Sürdürülebilir Turizm

Sürdürülebilir Turizm[1] [1]

Sürdürülebilir kalkınmanın temelinde kaynakların korunması ve geliştirilmesi bulunmaktadır. Kaynakların sürekli olarak, korunarak değerlendirilmeleri, özellikle yenilebilen kaynakların kendilerini yenileme sınırları aşılmadan kalkınmaya destek olabilmeleri, çevreyi koruyan kalkınma felsefesinin temelini oluşturur.

Gerek ekonomik büyüme, gerekse teknolojik ve endüstriyel ilerleme 1960’ların ortalarında eleştrisel bir gözle incelenmeye başlanmıştır. Öncelikle doğal çevrede duyumsanan olumsuz değişmeler bazı duyarlı bireyler ve gruplarca belirlenmiş ve ekonomik, teknolojik gelişmeleri planlayan ve gerçekleşmesi için her türlü çabayı gösteren hükümetlere uyarılar halinde iletilmeye başlanmıştır. Özellikle çevrecilerin öncü hareketleri, toplum bilimi ve tarih zenginliklerini inceleyen bilim dallarından gelen eleştirilerle beslenmiştir.

    İşte bu dönemde doğal ve insan yapısı çevreye zarar vermeyen teknoloji, ekonomik büyüme hızı arayışları, baskı gruplarının eylemleri ile kamuoyuna yayılmıştır. Aynı yayılma turizmde de gerçekleşmiş ve varolan "Saldırgan Turizm" çeşidinin yerine geçebilecek "Alternatif Turizm" arayışları başlamıştır.

    Uluslararası Doğal Kaynakları Koruma Birliği (IUCN) tarafından 1980 yılında yayınlanan Dünya Korumacılığı Stratejisi, 1987'deki Brundtland Raporu, dönemin strateji ve ilke bütünlüğünü oluşturan örgütlü baskı grubu eylemleridir. Bu ve diğer örgütler Sürdürülebilirlik için;

-Bütüncül planlama ve strateji geliştirme,

-Temel ekolojik süreçleri koruma,

-İnsan mirasını ve biofarklılığı koruma,

-Verimliliğin uzun bir döneme yayılmasına ve gelecek kuşaklara ulaşmasına izin veren büyüme modelleri,

-Ekonomik büyüme ile doğal kaynaklar arasında denge,

-Ülkelerarası hakça oluş ile imkanlar arasında denge, gibi ilkeler belirlemişlerdir.[2] [2]

    "Sürdürülebilirlik, bir toplumun, ekosistemin ya da sürekliliği olan herhangi bir sistemin işlerini kesintisiz, bozulmadan, aşırı kullanımla tüketmeden ya da sistemin hayati bağı olan ana kaynaklara aşırı yüklenmeden sürdürülebilmesi yeteneği olarak tanımlanmaktadır."[3] [3]

    Ekonomik kalkınmaya koşut olarak gelişen turizmde de "Sürdürülebilirlik" kavramı tartışılmaya başlanmıştır.

§ Gösterilen Öğeler:
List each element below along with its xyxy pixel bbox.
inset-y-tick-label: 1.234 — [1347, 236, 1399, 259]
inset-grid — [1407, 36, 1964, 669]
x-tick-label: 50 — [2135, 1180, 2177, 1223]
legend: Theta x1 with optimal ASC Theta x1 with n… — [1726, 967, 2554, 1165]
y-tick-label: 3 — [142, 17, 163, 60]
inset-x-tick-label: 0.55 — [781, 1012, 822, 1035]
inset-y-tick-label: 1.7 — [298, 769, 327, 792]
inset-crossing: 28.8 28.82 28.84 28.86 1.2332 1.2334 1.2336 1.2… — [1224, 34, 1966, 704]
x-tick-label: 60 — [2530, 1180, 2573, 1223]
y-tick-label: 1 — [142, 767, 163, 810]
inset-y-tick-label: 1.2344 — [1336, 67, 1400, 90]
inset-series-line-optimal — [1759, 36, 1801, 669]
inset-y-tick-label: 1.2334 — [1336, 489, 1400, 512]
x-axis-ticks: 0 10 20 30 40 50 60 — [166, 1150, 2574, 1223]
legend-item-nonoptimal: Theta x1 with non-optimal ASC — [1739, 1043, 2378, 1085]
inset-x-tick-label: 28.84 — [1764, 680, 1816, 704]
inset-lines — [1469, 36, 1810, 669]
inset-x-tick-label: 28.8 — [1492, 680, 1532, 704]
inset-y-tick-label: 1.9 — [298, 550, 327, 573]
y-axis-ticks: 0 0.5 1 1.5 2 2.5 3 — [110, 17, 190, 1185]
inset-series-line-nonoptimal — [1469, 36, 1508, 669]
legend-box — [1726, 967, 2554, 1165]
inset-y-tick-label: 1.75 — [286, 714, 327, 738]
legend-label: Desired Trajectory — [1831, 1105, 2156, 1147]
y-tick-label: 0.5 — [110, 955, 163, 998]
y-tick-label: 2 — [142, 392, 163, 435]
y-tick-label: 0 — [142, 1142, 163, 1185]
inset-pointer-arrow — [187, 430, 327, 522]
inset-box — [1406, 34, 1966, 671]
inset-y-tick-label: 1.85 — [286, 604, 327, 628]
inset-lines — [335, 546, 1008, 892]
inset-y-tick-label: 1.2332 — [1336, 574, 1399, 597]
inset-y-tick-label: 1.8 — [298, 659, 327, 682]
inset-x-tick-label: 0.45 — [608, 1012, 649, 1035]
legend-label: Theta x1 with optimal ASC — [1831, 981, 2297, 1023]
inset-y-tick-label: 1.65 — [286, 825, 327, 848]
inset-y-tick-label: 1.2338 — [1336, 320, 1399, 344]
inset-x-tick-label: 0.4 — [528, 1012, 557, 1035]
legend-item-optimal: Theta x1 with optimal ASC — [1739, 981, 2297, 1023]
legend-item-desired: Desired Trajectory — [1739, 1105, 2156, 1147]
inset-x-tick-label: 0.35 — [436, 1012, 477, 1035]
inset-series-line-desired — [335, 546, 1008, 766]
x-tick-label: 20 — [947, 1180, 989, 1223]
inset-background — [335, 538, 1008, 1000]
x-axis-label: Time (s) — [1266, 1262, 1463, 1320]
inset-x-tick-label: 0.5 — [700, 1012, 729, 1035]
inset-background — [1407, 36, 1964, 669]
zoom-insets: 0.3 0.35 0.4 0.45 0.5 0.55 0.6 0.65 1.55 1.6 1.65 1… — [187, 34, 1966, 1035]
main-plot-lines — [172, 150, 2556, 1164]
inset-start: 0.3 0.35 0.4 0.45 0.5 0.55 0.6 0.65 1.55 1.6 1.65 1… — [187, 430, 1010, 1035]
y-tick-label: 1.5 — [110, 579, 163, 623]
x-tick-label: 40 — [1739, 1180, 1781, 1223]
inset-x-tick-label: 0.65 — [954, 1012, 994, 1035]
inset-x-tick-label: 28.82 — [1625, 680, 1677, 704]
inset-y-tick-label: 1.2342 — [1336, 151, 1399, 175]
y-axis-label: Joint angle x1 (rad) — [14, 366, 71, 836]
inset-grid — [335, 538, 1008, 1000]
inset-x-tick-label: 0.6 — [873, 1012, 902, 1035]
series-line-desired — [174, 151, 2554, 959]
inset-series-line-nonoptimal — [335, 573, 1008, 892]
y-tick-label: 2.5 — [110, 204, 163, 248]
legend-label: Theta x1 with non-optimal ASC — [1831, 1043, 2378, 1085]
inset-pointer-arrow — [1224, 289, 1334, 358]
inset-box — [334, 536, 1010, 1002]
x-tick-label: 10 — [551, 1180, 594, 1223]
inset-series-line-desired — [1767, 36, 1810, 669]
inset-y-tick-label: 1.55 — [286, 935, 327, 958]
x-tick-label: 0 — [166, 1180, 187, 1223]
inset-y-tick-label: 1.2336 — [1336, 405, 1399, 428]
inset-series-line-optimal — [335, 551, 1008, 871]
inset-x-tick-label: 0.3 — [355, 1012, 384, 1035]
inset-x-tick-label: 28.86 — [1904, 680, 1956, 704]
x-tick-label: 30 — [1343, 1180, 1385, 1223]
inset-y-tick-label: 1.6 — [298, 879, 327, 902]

§ İstenenler:
(a) Sürdürülebilir turizm metnine göre turizmde "Alternatif Turizm" arayışlarının nasıl başladığını bir ila üç cümleyle açıklayınız.
(b) Sürdürülebilir turizm metnine dayanarak aşağıdaki soruları yanıtlayınız:
(i) Ekonomik büyüme ile teknolojik ve endüstriyel ilerleme ne zaman eleştirel bir gözle incelenmeye başlanmıştır?
(ii) Dünya Korumacılığı Stratejisi hangi kuruluş tarafından yayımlanmıştır?
(iii) Brundtland Raporu hangi yıla aittir?
(c) Sürdürülebilir turizm metninde örgütlerin sürdürülebilirlik için belirlediği ilkelerin tümünü sıralayınız.
Yanıtlarınızı yalnızca metinde yer alan bilgilere dayandırınız.

§ Görevlerin Yanıtları:
(a) Doğal ve insan yapısı çevreye zarar vermeyen teknoloji ile ekonomik büyüme hızı arayışları, baskı gruplarının eylemleriyle kamuoyuna yayılmıştır. Aynı yayılma turizmde de gerçekleşmiştir. Bunun sonucunda var olan "Saldırgan Turizm" çeşidinin yerine geçebilecek "Alternatif Turizm" arayışları başlamıştır.

(b)
(i) 1960'ların ortalarında.
(ii) Uluslararası Doğal Kaynakları Koruma Birliği (IUCN) tarafından.
(iii) 1987.

(c)
- Bütüncül planlama ve strateji geliştirme
- Temel ekolojik süreçleri koruma
- İnsan mirasını ve biofarklılığı koruma
- Verimliliğin uzun bir döneme yayılmasına ve gelecek kuşaklara ulaşmasına izin veren büyüme modelleri
- Ekonomik büyüme ile doğal kaynaklar arasında denge
- Ülkelerarası hakça oluş ile imkânlar arasında denge